# Start of INPUT RECORDS

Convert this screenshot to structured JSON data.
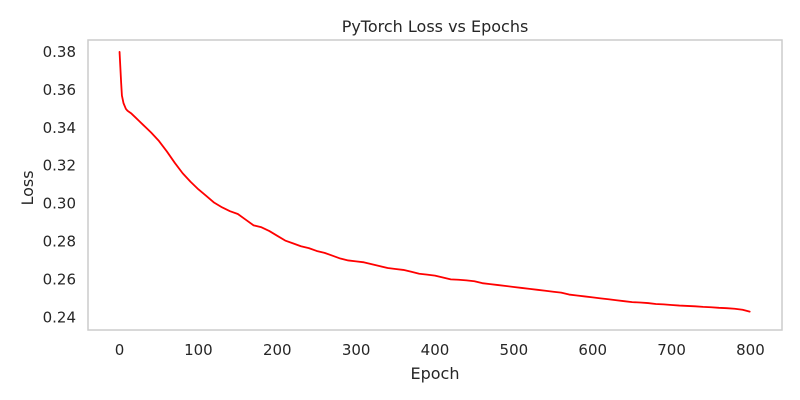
{
  "chart_data": {
    "type": "line",
    "title": "PyTorch Loss vs Epochs",
    "xlabel": "Epoch",
    "ylabel": "Loss",
    "xlim": [
      -40,
      840
    ],
    "ylim": [
      0.2333,
      0.3863
    ],
    "grid": false,
    "legend": "none",
    "x_ticks": [
      0,
      100,
      200,
      300,
      400,
      500,
      600,
      700,
      800
    ],
    "x_tick_labels": [
      "0",
      "100",
      "200",
      "300",
      "400",
      "500",
      "600",
      "700",
      "800"
    ],
    "y_ticks": [
      0.24,
      0.26,
      0.28,
      0.3,
      0.32,
      0.34,
      0.36,
      0.38
    ],
    "y_tick_labels": [
      "0.24",
      "0.26",
      "0.28",
      "0.30",
      "0.32",
      "0.34",
      "0.36",
      "0.38"
    ],
    "series": [
      {
        "color": "#ff0000",
        "x": [
          0,
          1,
          2,
          3,
          5,
          8,
          10,
          15,
          20,
          25,
          30,
          40,
          50,
          60,
          70,
          80,
          90,
          100,
          110,
          120,
          130,
          140,
          150,
          160,
          170,
          180,
          190,
          200,
          210,
          220,
          230,
          240,
          250,
          260,
          270,
          280,
          290,
          300,
          310,
          320,
          330,
          340,
          350,
          360,
          370,
          380,
          390,
          400,
          410,
          420,
          430,
          440,
          450,
          460,
          470,
          480,
          490,
          500,
          510,
          520,
          530,
          540,
          550,
          560,
          570,
          580,
          590,
          600,
          610,
          620,
          630,
          640,
          650,
          660,
          670,
          680,
          690,
          700,
          710,
          720,
          730,
          740,
          750,
          760,
          770,
          780,
          790,
          799
        ],
        "y": [
          0.38,
          0.372,
          0.364,
          0.357,
          0.353,
          0.35,
          0.349,
          0.3475,
          0.3455,
          0.3435,
          0.3415,
          0.3375,
          0.333,
          0.3275,
          0.3215,
          0.316,
          0.3115,
          0.3075,
          0.304,
          0.3005,
          0.298,
          0.296,
          0.2945,
          0.2915,
          0.2885,
          0.2875,
          0.2855,
          0.283,
          0.2805,
          0.279,
          0.2775,
          0.2765,
          0.275,
          0.274,
          0.2725,
          0.271,
          0.27,
          0.2695,
          0.269,
          0.268,
          0.267,
          0.266,
          0.2655,
          0.265,
          0.264,
          0.263,
          0.2625,
          0.262,
          0.261,
          0.26,
          0.2598,
          0.2595,
          0.259,
          0.258,
          0.2575,
          0.257,
          0.2565,
          0.256,
          0.2555,
          0.255,
          0.2545,
          0.254,
          0.2535,
          0.253,
          0.252,
          0.2515,
          0.251,
          0.2505,
          0.25,
          0.2495,
          0.249,
          0.2485,
          0.248,
          0.2478,
          0.2475,
          0.247,
          0.2468,
          0.2465,
          0.2462,
          0.246,
          0.2458,
          0.2455,
          0.2453,
          0.245,
          0.2448,
          0.2445,
          0.244,
          0.243
        ]
      }
    ]
  }
}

# End of INPUT RECORDS

**WHAT THE TASK ASKS**. How many lines in the listing above contain "Loss"? Answer with the number alone.

**SOLUTION FOR THIS PROBLEM**. 2